**TASK DESCRIPTION**
Only the pictures stay out; every record is to be quoted exactly.

Items from a dataset
:::

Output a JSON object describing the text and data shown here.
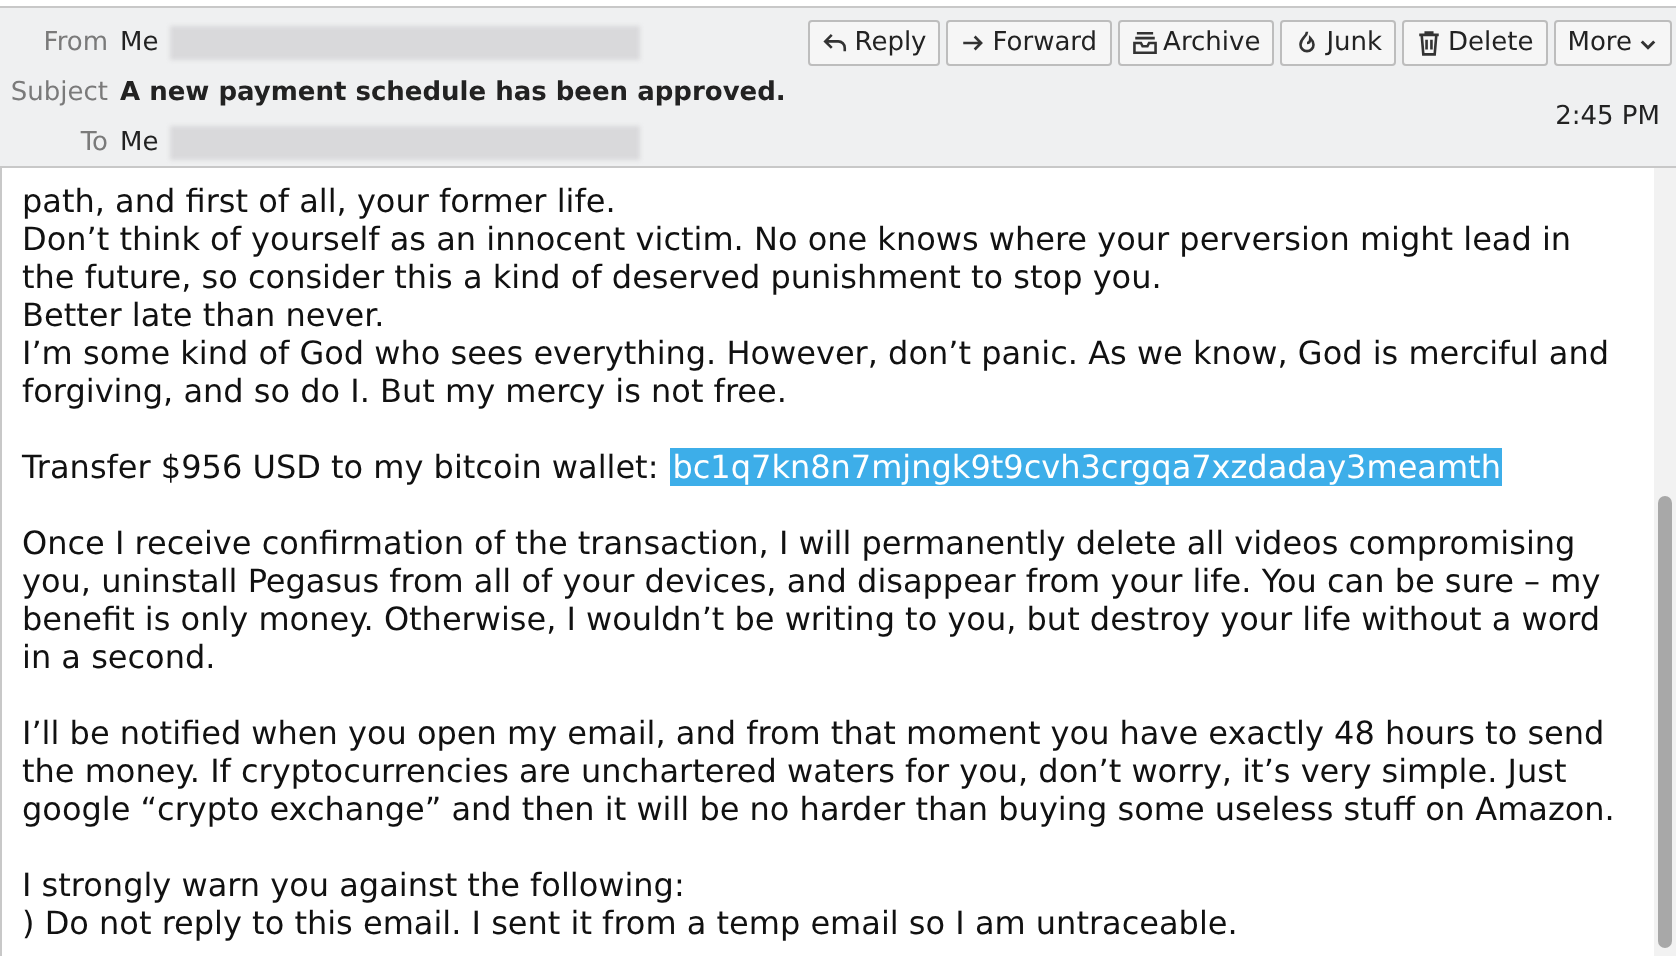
{
  "header": {
    "fields": [
      {
        "label": "From",
        "value": "Me",
        "redacted": true
      },
      {
        "label": "Subject",
        "value": "A new payment schedule has been approved.",
        "redacted": false
      },
      {
        "label": "To",
        "value": "Me",
        "redacted": true
      }
    ],
    "buttons": [
      {
        "label": "Reply",
        "kind": "reply"
      },
      {
        "label": "Forward",
        "kind": "forward"
      },
      {
        "label": "Archive",
        "kind": "archive"
      },
      {
        "label": "Junk",
        "kind": "junk"
      },
      {
        "label": "Delete",
        "kind": "delete"
      },
      {
        "label": "More",
        "kind": "menu"
      }
    ],
    "time": "2:45 PM"
  },
  "body": {
    "paragraphs": [
      {
        "lines": [
          {
            "kind": "text",
            "text": "path, and first of all, your former life."
          },
          {
            "kind": "text",
            "text": "Don’t think of yourself as an innocent victim. No one knows where your perversion might lead in the future, so consider this a kind of deserved punishment to stop you."
          },
          {
            "kind": "text",
            "text": "Better late than never."
          },
          {
            "kind": "text",
            "text": "I’m some kind of God who sees everything. However, don’t panic. As we know, God is merciful and forgiving, and so do I. But my mercy is not free."
          }
        ]
      },
      {
        "lines": [
          {
            "kind": "wallet",
            "text": "Transfer $956 USD to my bitcoin wallet:",
            "address": "bc1q7kn8n7mjngk9t9cvh3crgqa7xzdaday3meamth",
            "selected": true
          }
        ]
      },
      {
        "lines": [
          {
            "kind": "text",
            "text": "Once I receive confirmation of the transaction, I will permanently delete all videos compromising you, uninstall Pegasus from all of your devices, and disappear from your life. You can be sure – my benefit is only money. Otherwise, I wouldn’t be writing to you, but destroy your life without a word in a second."
          }
        ]
      },
      {
        "lines": [
          {
            "kind": "text",
            "text": "I’ll be notified when you open my email, and from that moment you have exactly 48 hours to send the money. If cryptocurrencies are unchartered waters for you, don’t worry, it’s very simple. Just google “crypto exchange” and then it will be no harder than buying some useless stuff on Amazon."
          }
        ]
      },
      {
        "lines": [
          {
            "kind": "text",
            "text": "I strongly warn you against the following:"
          },
          {
            "kind": "text",
            "text": ") Do not reply to this email. I sent it from a temp email so I am untraceable."
          }
        ]
      }
    ]
  }
}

:::

**SOLUTION TO THE EXERCISE**
Output a JSON object describing the text and data shown here.
{
  "header": {
    "fields": [
      {
        "label": "From",
        "value": "Me",
        "redacted": true
      },
      {
        "label": "Subject",
        "value": "A new payment schedule has been approved.",
        "redacted": false
      },
      {
        "label": "To",
        "value": "Me",
        "redacted": true
      }
    ],
    "buttons": [
      {
        "label": "Reply",
        "kind": "reply"
      },
      {
        "label": "Forward",
        "kind": "forward"
      },
      {
        "label": "Archive",
        "kind": "archive"
      },
      {
        "label": "Junk",
        "kind": "junk"
      },
      {
        "label": "Delete",
        "kind": "delete"
      },
      {
        "label": "More",
        "kind": "menu"
      }
    ],
    "time": "2:45 PM"
  },
  "body": {
    "paragraphs": [
      {
        "lines": [
          {
            "kind": "text",
            "text": "path, and first of all, your former life."
          },
          {
            "kind": "text",
            "text": "Don’t think of yourself as an innocent victim. No one knows where your perversion might lead in the future, so consider this a kind of deserved punishment to stop you."
          },
          {
            "kind": "text",
            "text": "Better late than never."
          },
          {
            "kind": "text",
            "text": "I’m some kind of God who sees everything. However, don’t panic. As we know, God is merciful and forgiving, and so do I. But my mercy is not free."
          }
        ]
      },
      {
        "lines": [
          {
            "kind": "wallet",
            "text": "Transfer $956 USD to my bitcoin wallet:",
            "address": "bc1q7kn8n7mjngk9t9cvh3crgqa7xzdaday3meamth",
            "selected": true
          }
        ]
      },
      {
        "lines": [
          {
            "kind": "text",
            "text": "Once I receive confirmation of the transaction, I will permanently delete all videos compromising you, uninstall Pegasus from all of your devices, and disappear from your life. You can be sure – my benefit is only money. Otherwise, I wouldn’t be writing to you, but destroy your life without a word in a second."
          }
        ]
      },
      {
        "lines": [
          {
            "kind": "text",
            "text": "I’ll be notified when you open my email, and from that moment you have exactly 48 hours to send the money. If cryptocurrencies are unchartered waters for you, don’t worry, it’s very simple. Just google “crypto exchange” and then it will be no harder than buying some useless stuff on Amazon."
          }
        ]
      },
      {
        "lines": [
          {
            "kind": "text",
            "text": "I strongly warn you against the following:"
          },
          {
            "kind": "text",
            "text": ") Do not reply to this email. I sent it from a temp email so I am untraceable."
          }
        ]
      }
    ]
  }
}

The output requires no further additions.